### SHORT TASK
Take the entries below and reproduce them word for word.

### PROVIDED RECORDS
• • • •

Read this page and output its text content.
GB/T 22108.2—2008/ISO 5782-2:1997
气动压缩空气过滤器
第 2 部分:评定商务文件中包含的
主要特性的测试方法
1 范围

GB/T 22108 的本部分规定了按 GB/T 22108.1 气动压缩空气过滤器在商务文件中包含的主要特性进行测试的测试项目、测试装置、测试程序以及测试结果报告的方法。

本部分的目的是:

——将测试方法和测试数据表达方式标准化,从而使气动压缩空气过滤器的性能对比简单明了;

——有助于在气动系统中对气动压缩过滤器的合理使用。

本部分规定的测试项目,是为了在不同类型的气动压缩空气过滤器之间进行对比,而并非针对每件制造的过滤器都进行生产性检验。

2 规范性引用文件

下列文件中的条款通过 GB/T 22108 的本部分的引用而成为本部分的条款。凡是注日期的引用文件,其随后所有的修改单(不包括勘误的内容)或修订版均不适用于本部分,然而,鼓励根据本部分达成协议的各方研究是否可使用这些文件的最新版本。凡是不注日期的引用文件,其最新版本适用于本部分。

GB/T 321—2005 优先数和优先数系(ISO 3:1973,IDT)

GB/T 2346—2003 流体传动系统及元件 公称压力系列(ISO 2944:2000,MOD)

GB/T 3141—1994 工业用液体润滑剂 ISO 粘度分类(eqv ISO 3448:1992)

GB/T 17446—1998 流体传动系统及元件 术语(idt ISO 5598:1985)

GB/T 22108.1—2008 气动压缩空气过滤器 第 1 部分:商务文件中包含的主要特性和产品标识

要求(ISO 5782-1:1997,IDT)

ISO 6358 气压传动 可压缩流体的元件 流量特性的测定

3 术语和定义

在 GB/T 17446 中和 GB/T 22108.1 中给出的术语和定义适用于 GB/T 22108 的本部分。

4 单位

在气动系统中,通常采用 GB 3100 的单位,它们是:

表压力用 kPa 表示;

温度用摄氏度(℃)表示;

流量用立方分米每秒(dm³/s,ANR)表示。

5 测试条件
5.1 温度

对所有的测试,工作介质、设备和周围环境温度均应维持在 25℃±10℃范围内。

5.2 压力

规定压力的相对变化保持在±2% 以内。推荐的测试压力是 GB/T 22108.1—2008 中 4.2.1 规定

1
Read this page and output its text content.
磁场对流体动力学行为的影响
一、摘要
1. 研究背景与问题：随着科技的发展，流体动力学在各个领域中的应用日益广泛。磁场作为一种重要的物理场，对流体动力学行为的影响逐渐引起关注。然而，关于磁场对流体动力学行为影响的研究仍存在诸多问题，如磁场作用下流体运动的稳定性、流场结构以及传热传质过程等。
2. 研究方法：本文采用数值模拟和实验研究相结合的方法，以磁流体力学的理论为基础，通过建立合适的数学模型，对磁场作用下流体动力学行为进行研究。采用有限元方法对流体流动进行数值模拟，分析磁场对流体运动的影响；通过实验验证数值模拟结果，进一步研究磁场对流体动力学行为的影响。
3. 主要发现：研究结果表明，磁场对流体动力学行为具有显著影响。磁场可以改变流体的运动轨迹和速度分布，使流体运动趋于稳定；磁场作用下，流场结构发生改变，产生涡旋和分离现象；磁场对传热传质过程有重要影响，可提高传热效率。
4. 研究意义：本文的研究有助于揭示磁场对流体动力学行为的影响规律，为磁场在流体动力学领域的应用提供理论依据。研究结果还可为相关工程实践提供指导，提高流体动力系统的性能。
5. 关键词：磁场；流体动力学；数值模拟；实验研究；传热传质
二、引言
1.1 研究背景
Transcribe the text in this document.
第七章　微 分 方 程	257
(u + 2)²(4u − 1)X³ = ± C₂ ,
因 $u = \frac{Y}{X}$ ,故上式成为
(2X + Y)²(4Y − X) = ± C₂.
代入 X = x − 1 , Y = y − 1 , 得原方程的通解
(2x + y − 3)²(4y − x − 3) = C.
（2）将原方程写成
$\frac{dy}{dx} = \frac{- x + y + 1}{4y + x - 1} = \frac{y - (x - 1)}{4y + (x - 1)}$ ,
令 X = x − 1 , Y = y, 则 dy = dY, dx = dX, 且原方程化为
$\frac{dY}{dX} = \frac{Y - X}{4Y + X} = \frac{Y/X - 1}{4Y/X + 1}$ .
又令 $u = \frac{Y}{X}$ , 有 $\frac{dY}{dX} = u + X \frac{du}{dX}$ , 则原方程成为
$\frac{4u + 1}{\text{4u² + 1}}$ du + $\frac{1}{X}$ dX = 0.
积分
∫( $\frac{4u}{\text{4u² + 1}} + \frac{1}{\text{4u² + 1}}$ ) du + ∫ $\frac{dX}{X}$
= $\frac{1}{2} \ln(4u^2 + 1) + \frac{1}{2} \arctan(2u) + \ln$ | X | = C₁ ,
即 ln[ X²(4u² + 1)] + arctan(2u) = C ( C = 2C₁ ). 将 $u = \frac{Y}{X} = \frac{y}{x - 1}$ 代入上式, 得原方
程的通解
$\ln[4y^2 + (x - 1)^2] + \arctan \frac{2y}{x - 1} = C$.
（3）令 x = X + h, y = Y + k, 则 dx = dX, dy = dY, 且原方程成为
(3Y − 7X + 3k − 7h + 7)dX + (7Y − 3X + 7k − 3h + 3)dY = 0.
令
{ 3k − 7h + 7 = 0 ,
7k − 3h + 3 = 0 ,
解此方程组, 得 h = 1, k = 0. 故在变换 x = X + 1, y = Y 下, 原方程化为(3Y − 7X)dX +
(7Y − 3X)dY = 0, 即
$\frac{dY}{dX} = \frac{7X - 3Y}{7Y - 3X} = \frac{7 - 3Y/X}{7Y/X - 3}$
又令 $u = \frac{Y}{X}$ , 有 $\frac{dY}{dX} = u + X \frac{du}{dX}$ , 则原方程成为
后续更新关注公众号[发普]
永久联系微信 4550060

• • • •

### COMPLETED TASK
Read this page and output its text content.
GB/T 22108.2—2008/ISO 5782-2:1997
气动压缩空气过滤器
第 2 部分:评定商务文件中包含的
主要特性的测试方法
1 范围

GB/T 22108 的本部分规定了按 GB/T 22108.1 气动压缩空气过滤器在商务文件中包含的主要特性进行测试的测试项目、测试装置、测试程序以及测试结果报告的方法。

本部分的目的是:

——将测试方法和测试数据表达方式标准化,从而使气动压缩空气过滤器的性能对比简单明了;

——有助于在气动系统中对气动压缩过滤器的合理使用。

本部分规定的测试项目,是为了在不同类型的气动压缩空气过滤器之间进行对比,而并非针对每件制造的过滤器都进行生产性检验。

2 规范性引用文件

下列文件中的条款通过 GB/T 22108 的本部分的引用而成为本部分的条款。凡是注日期的引用文件,其随后所有的修改单(不包括勘误的内容)或修订版均不适用于本部分,然而,鼓励根据本部分达成协议的各方研究是否可使用这些文件的最新版本。凡是不注日期的引用文件,其最新版本适用于本部分。

GB/T 321—2005 优先数和优先数系(ISO 3:1973,IDT)

GB/T 2346—2003 流体传动系统及元件 公称压力系列(ISO 2944:2000,MOD)

GB/T 3141—1994 工业用液体润滑剂 ISO 粘度分类(eqv ISO 3448:1992)

GB/T 17446—1998 流体传动系统及元件 术语(idt ISO 5598:1985)

GB/T 22108.1—2008 气动压缩空气过滤器 第 1 部分:商务文件中包含的主要特性和产品标识

要求(ISO 5782-1:1997,IDT)

ISO 6358 气压传动 可压缩流体的元件 流量特性的测定

3 术语和定义

在 GB/T 17446 中和 GB/T 22108.1 中给出的术语和定义适用于 GB/T 22108 的本部分。

4 单位

在气动系统中,通常采用 GB 3100 的单位,它们是:

表压力用 kPa 表示;

温度用摄氏度(℃)表示;

流量用立方分米每秒(dm³/s,ANR)表示。

5 测试条件
5.1 温度

对所有的测试,工作介质、设备和周围环境温度均应维持在 25℃±10℃范围内。

5.2 压力

规定压力的相对变化保持在±2% 以内。推荐的测试压力是 GB/T 22108.1—2008 中 4.2.1 规定

1
Read this page and output its text content.
磁场对流体动力学行为的影响
一、摘要
1. 研究背景与问题：随着科技的发展，流体动力学在各个领域中的应用日益广泛。磁场作为一种重要的物理场，对流体动力学行为的影响逐渐引起关注。然而，关于磁场对流体动力学行为影响的研究仍存在诸多问题，如磁场作用下流体运动的稳定性、流场结构以及传热传质过程等。
2. 研究方法：本文采用数值模拟和实验研究相结合的方法，以磁流体力学的理论为基础，通过建立合适的数学模型，对磁场作用下流体动力学行为进行研究。采用有限元方法对流体流动进行数值模拟，分析磁场对流体运动的影响；通过实验验证数值模拟结果，进一步研究磁场对流体动力学行为的影响。
3. 主要发现：研究结果表明，磁场对流体动力学行为具有显著影响。磁场可以改变流体的运动轨迹和速度分布，使流体运动趋于稳定；磁场作用下，流场结构发生改变，产生涡旋和分离现象；磁场对传热传质过程有重要影响，可提高传热效率。
4. 研究意义：本文的研究有助于揭示磁场对流体动力学行为的影响规律，为磁场在流体动力学领域的应用提供理论依据。研究结果还可为相关工程实践提供指导，提高流体动力系统的性能。
5. 关键词：磁场；流体动力学；数值模拟；实验研究；传热传质
二、引言
1.1 研究背景
Transcribe the text in this document.
第七章　微 分 方 程	257
(u + 2)²(4u − 1)X³ = ± C₂ ,
因 $u = \frac{Y}{X}$ ,故上式成为
(2X + Y)²(4Y − X) = ± C₂.
代入 X = x − 1 , Y = y − 1 , 得原方程的通解
(2x + y − 3)²(4y − x − 3) = C.
（2）将原方程写成
$\frac{dy}{dx} = \frac{- x + y + 1}{4y + x - 1} = \frac{y - (x - 1)}{4y + (x - 1)}$ ,
令 X = x − 1 , Y = y, 则 dy = dY, dx = dX, 且原方程化为
$\frac{dY}{dX} = \frac{Y - X}{4Y + X} = \frac{Y/X - 1}{4Y/X + 1}$ .
又令 $u = \frac{Y}{X}$ , 有 $\frac{dY}{dX} = u + X \frac{du}{dX}$ , 则原方程成为
$\frac{4u + 1}{\text{4u² + 1}}$ du + $\frac{1}{X}$ dX = 0.
积分
∫( $\frac{4u}{\text{4u² + 1}} + \frac{1}{\text{4u² + 1}}$ ) du + ∫ $\frac{dX}{X}$
= $\frac{1}{2} \ln(4u^2 + 1) + \frac{1}{2} \arctan(2u) + \ln$ | X | = C₁ ,
即 ln[ X²(4u² + 1)] + arctan(2u) = C ( C = 2C₁ ). 将 $u = \frac{Y}{X} = \frac{y}{x - 1}$ 代入上式, 得原方
程的通解
$\ln[4y^2 + (x - 1)^2] + \arctan \frac{2y}{x - 1} = C$.
（3）令 x = X + h, y = Y + k, 则 dx = dX, dy = dY, 且原方程成为
(3Y − 7X + 3k − 7h + 7)dX + (7Y − 3X + 7k − 3h + 3)dY = 0.
令
{ 3k − 7h + 7 = 0 ,
7k − 3h + 3 = 0 ,
解此方程组, 得 h = 1, k = 0. 故在变换 x = X + 1, y = Y 下, 原方程化为(3Y − 7X)dX +
(7Y − 3X)dY = 0, 即
$\frac{dY}{dX} = \frac{7X - 3Y}{7Y - 3X} = \frac{7 - 3Y/X}{7Y/X - 3}$
又令 $u = \frac{Y}{X}$ , 有 $\frac{dY}{dX} = u + X \frac{du}{dX}$ , 则原方程成为
后续更新关注公众号[发普]
永久联系微信 4550060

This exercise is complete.